**Task instructions:** Count every line where "true" shows up, and give that number only.
-- Start Supplied records --
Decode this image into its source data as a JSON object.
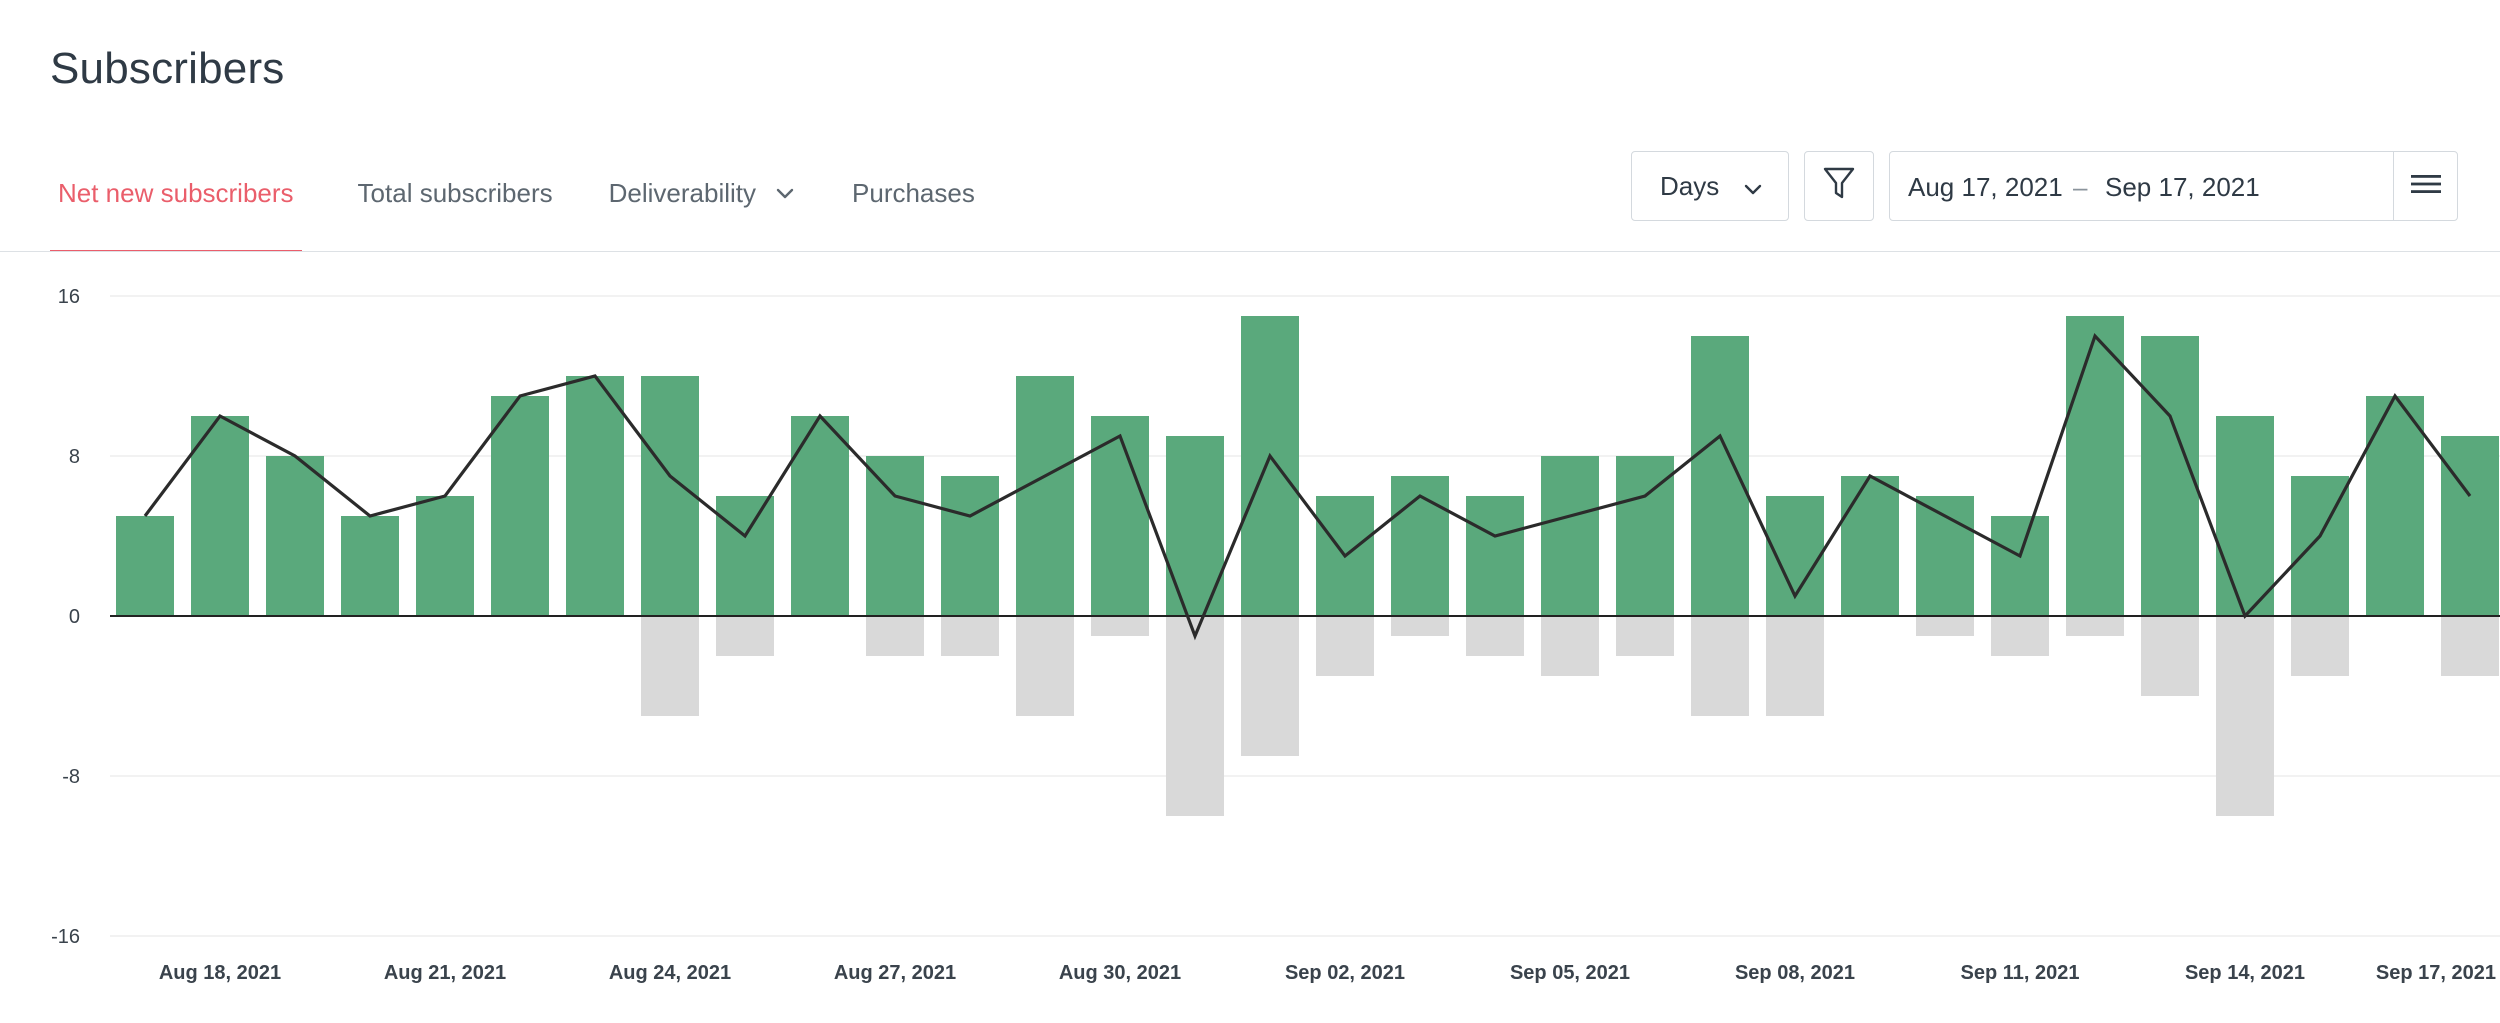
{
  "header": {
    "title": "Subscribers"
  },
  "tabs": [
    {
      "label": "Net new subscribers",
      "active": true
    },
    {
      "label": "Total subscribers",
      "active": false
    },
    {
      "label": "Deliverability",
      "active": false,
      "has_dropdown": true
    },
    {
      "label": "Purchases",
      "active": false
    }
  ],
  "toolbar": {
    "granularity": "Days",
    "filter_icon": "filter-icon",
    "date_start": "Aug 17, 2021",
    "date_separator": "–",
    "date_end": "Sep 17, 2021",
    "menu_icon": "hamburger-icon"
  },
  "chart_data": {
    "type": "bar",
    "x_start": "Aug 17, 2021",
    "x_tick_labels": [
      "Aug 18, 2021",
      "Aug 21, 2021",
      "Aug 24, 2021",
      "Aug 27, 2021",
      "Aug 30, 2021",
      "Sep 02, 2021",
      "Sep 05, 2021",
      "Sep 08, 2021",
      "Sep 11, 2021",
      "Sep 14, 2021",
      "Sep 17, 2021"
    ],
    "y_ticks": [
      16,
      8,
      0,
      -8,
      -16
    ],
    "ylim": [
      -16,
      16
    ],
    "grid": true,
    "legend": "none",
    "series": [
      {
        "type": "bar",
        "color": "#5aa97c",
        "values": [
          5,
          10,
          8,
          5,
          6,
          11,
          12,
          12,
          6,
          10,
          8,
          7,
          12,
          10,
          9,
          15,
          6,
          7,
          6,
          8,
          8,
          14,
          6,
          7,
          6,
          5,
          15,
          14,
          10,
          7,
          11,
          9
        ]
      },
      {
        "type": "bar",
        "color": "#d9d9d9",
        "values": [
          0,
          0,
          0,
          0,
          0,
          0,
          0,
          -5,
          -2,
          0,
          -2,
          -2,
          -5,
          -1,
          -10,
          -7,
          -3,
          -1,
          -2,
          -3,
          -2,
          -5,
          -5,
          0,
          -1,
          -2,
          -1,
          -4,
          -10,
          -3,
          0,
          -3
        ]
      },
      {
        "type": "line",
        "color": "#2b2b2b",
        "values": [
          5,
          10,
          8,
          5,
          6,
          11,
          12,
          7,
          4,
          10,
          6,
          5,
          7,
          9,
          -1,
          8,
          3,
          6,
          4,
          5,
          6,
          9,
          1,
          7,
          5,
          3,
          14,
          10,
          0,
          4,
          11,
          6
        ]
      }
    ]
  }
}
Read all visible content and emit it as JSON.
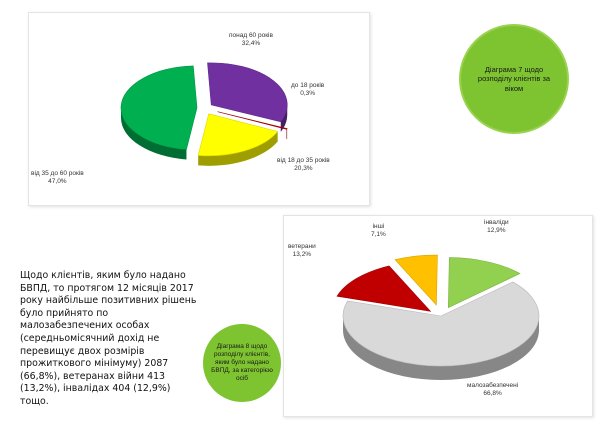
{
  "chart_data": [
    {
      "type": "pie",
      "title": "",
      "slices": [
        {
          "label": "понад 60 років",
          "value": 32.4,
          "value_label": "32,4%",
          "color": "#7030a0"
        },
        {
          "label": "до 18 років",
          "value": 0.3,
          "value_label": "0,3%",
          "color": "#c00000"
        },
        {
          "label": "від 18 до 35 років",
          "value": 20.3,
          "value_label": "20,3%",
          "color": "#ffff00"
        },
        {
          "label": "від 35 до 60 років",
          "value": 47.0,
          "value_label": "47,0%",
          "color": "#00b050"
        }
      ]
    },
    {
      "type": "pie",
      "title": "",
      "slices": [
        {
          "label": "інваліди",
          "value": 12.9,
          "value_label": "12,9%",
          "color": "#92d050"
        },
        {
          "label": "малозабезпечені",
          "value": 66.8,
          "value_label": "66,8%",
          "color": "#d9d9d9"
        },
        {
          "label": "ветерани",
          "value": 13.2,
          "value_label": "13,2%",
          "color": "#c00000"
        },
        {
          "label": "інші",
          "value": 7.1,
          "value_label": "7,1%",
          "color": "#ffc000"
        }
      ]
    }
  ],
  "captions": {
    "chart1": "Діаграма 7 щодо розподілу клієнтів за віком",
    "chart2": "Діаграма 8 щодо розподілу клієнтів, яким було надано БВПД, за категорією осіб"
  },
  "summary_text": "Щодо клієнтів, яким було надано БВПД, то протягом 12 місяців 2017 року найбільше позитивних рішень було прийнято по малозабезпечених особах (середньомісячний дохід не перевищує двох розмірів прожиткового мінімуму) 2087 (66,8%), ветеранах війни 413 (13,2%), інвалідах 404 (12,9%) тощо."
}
-- End Supplied records --
**Result of this exercise:** 3